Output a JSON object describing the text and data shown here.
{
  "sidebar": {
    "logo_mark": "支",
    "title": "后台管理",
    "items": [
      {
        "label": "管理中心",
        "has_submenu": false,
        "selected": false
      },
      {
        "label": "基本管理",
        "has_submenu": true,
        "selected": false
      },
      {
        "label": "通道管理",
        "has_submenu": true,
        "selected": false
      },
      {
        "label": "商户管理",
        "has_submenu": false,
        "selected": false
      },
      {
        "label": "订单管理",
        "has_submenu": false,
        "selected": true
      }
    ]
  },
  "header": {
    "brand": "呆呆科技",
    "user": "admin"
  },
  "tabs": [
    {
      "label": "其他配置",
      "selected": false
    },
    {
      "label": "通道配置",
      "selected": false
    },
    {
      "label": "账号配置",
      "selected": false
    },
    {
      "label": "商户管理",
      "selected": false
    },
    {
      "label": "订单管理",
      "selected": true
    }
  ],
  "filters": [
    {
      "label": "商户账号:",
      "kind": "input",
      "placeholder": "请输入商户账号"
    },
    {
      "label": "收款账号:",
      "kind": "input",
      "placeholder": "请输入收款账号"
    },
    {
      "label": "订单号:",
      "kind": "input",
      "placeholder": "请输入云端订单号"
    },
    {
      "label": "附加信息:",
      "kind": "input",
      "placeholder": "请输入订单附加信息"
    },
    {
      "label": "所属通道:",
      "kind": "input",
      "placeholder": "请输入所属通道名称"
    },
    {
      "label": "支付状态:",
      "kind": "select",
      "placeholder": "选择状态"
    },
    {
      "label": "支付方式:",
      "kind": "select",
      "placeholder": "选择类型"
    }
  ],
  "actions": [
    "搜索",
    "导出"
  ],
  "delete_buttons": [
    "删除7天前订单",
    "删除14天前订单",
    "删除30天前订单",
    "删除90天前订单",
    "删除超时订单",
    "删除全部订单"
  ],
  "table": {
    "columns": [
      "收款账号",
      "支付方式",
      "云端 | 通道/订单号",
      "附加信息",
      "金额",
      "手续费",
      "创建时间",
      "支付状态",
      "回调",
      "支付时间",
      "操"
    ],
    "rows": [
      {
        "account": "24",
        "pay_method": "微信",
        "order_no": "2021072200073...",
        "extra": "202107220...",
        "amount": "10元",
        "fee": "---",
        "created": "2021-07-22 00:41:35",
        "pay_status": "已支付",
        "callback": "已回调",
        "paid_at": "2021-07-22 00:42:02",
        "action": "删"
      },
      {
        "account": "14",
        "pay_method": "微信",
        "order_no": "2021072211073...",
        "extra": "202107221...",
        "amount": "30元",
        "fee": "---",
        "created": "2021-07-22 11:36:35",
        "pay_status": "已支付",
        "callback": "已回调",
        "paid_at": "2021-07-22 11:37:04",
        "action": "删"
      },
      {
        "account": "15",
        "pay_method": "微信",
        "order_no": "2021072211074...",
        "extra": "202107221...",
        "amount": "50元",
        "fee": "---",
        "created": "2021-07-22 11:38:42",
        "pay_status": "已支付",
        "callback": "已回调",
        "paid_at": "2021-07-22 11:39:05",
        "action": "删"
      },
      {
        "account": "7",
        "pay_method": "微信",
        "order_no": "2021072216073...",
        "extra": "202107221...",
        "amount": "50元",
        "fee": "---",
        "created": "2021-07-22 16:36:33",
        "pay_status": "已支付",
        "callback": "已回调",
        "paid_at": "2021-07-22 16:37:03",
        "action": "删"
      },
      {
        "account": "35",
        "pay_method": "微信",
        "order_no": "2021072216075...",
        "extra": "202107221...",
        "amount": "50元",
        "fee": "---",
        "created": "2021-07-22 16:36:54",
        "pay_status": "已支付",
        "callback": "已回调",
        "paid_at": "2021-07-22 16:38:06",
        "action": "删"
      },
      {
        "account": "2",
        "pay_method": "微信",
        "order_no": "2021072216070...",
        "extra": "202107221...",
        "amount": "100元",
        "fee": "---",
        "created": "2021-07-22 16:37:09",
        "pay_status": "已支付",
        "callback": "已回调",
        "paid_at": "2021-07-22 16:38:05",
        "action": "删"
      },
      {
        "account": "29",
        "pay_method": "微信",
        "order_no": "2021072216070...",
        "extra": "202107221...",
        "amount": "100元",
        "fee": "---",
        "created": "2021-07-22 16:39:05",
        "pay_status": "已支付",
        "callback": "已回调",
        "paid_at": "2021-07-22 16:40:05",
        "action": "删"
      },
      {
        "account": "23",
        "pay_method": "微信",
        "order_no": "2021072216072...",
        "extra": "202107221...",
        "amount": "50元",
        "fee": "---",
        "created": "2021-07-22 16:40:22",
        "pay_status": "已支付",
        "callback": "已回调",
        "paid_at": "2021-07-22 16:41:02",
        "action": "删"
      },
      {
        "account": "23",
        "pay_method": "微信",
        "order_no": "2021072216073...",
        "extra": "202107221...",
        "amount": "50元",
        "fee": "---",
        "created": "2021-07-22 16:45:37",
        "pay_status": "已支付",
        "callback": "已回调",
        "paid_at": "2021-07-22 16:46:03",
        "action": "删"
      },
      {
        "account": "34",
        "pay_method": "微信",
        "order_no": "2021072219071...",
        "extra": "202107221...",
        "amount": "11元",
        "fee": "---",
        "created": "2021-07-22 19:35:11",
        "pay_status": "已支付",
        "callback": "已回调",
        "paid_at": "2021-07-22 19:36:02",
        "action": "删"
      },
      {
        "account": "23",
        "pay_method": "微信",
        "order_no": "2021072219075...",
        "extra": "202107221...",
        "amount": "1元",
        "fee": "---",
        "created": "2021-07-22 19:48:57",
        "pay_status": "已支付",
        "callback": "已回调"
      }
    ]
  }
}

******************************

WHAT NEEDS TO BE DONE
Return the entries in full, keeping every line exactly as it is.

EXERCISE ANSWER
Output a JSON object describing the text and data shown here.
{
  "sidebar": {
    "logo_mark": "支",
    "title": "后台管理",
    "items": [
      {
        "label": "管理中心",
        "has_submenu": false,
        "selected": false
      },
      {
        "label": "基本管理",
        "has_submenu": true,
        "selected": false
      },
      {
        "label": "通道管理",
        "has_submenu": true,
        "selected": false
      },
      {
        "label": "商户管理",
        "has_submenu": false,
        "selected": false
      },
      {
        "label": "订单管理",
        "has_submenu": false,
        "selected": true
      }
    ]
  },
  "header": {
    "brand": "呆呆科技",
    "user": "admin"
  },
  "tabs": [
    {
      "label": "其他配置",
      "selected": false
    },
    {
      "label": "通道配置",
      "selected": false
    },
    {
      "label": "账号配置",
      "selected": false
    },
    {
      "label": "商户管理",
      "selected": false
    },
    {
      "label": "订单管理",
      "selected": true
    }
  ],
  "filters": [
    {
      "label": "商户账号:",
      "kind": "input",
      "placeholder": "请输入商户账号"
    },
    {
      "label": "收款账号:",
      "kind": "input",
      "placeholder": "请输入收款账号"
    },
    {
      "label": "订单号:",
      "kind": "input",
      "placeholder": "请输入云端订单号"
    },
    {
      "label": "附加信息:",
      "kind": "input",
      "placeholder": "请输入订单附加信息"
    },
    {
      "label": "所属通道:",
      "kind": "input",
      "placeholder": "请输入所属通道名称"
    },
    {
      "label": "支付状态:",
      "kind": "select",
      "placeholder": "选择状态"
    },
    {
      "label": "支付方式:",
      "kind": "select",
      "placeholder": "选择类型"
    }
  ],
  "actions": [
    "搜索",
    "导出"
  ],
  "delete_buttons": [
    "删除7天前订单",
    "删除14天前订单",
    "删除30天前订单",
    "删除90天前订单",
    "删除超时订单",
    "删除全部订单"
  ],
  "table": {
    "columns": [
      "收款账号",
      "支付方式",
      "云端 | 通道/订单号",
      "附加信息",
      "金额",
      "手续费",
      "创建时间",
      "支付状态",
      "回调",
      "支付时间",
      "操"
    ],
    "rows": [
      {
        "account": "24",
        "pay_method": "微信",
        "order_no": "2021072200073...",
        "extra": "202107220...",
        "amount": "10元",
        "fee": "---",
        "created": "2021-07-22 00:41:35",
        "pay_status": "已支付",
        "callback": "已回调",
        "paid_at": "2021-07-22 00:42:02",
        "action": "删"
      },
      {
        "account": "14",
        "pay_method": "微信",
        "order_no": "2021072211073...",
        "extra": "202107221...",
        "amount": "30元",
        "fee": "---",
        "created": "2021-07-22 11:36:35",
        "pay_status": "已支付",
        "callback": "已回调",
        "paid_at": "2021-07-22 11:37:04",
        "action": "删"
      },
      {
        "account": "15",
        "pay_method": "微信",
        "order_no": "2021072211074...",
        "extra": "202107221...",
        "amount": "50元",
        "fee": "---",
        "created": "2021-07-22 11:38:42",
        "pay_status": "已支付",
        "callback": "已回调",
        "paid_at": "2021-07-22 11:39:05",
        "action": "删"
      },
      {
        "account": "7",
        "pay_method": "微信",
        "order_no": "2021072216073...",
        "extra": "202107221...",
        "amount": "50元",
        "fee": "---",
        "created": "2021-07-22 16:36:33",
        "pay_status": "已支付",
        "callback": "已回调",
        "paid_at": "2021-07-22 16:37:03",
        "action": "删"
      },
      {
        "account": "35",
        "pay_method": "微信",
        "order_no": "2021072216075...",
        "extra": "202107221...",
        "amount": "50元",
        "fee": "---",
        "created": "2021-07-22 16:36:54",
        "pay_status": "已支付",
        "callback": "已回调",
        "paid_at": "2021-07-22 16:38:06",
        "action": "删"
      },
      {
        "account": "2",
        "pay_method": "微信",
        "order_no": "2021072216070...",
        "extra": "202107221...",
        "amount": "100元",
        "fee": "---",
        "created": "2021-07-22 16:37:09",
        "pay_status": "已支付",
        "callback": "已回调",
        "paid_at": "2021-07-22 16:38:05",
        "action": "删"
      },
      {
        "account": "29",
        "pay_method": "微信",
        "order_no": "2021072216070...",
        "extra": "202107221...",
        "amount": "100元",
        "fee": "---",
        "created": "2021-07-22 16:39:05",
        "pay_status": "已支付",
        "callback": "已回调",
        "paid_at": "2021-07-22 16:40:05",
        "action": "删"
      },
      {
        "account": "23",
        "pay_method": "微信",
        "order_no": "2021072216072...",
        "extra": "202107221...",
        "amount": "50元",
        "fee": "---",
        "created": "2021-07-22 16:40:22",
        "pay_status": "已支付",
        "callback": "已回调",
        "paid_at": "2021-07-22 16:41:02",
        "action": "删"
      },
      {
        "account": "23",
        "pay_method": "微信",
        "order_no": "2021072216073...",
        "extra": "202107221...",
        "amount": "50元",
        "fee": "---",
        "created": "2021-07-22 16:45:37",
        "pay_status": "已支付",
        "callback": "已回调",
        "paid_at": "2021-07-22 16:46:03",
        "action": "删"
      },
      {
        "account": "34",
        "pay_method": "微信",
        "order_no": "2021072219071...",
        "extra": "202107221...",
        "amount": "11元",
        "fee": "---",
        "created": "2021-07-22 19:35:11",
        "pay_status": "已支付",
        "callback": "已回调",
        "paid_at": "2021-07-22 19:36:02",
        "action": "删"
      },
      {
        "account": "23",
        "pay_method": "微信",
        "order_no": "2021072219075...",
        "extra": "202107221...",
        "amount": "1元",
        "fee": "---",
        "created": "2021-07-22 19:48:57",
        "pay_status": "已支付",
        "callback": "已回调"
      }
    ]
  }
}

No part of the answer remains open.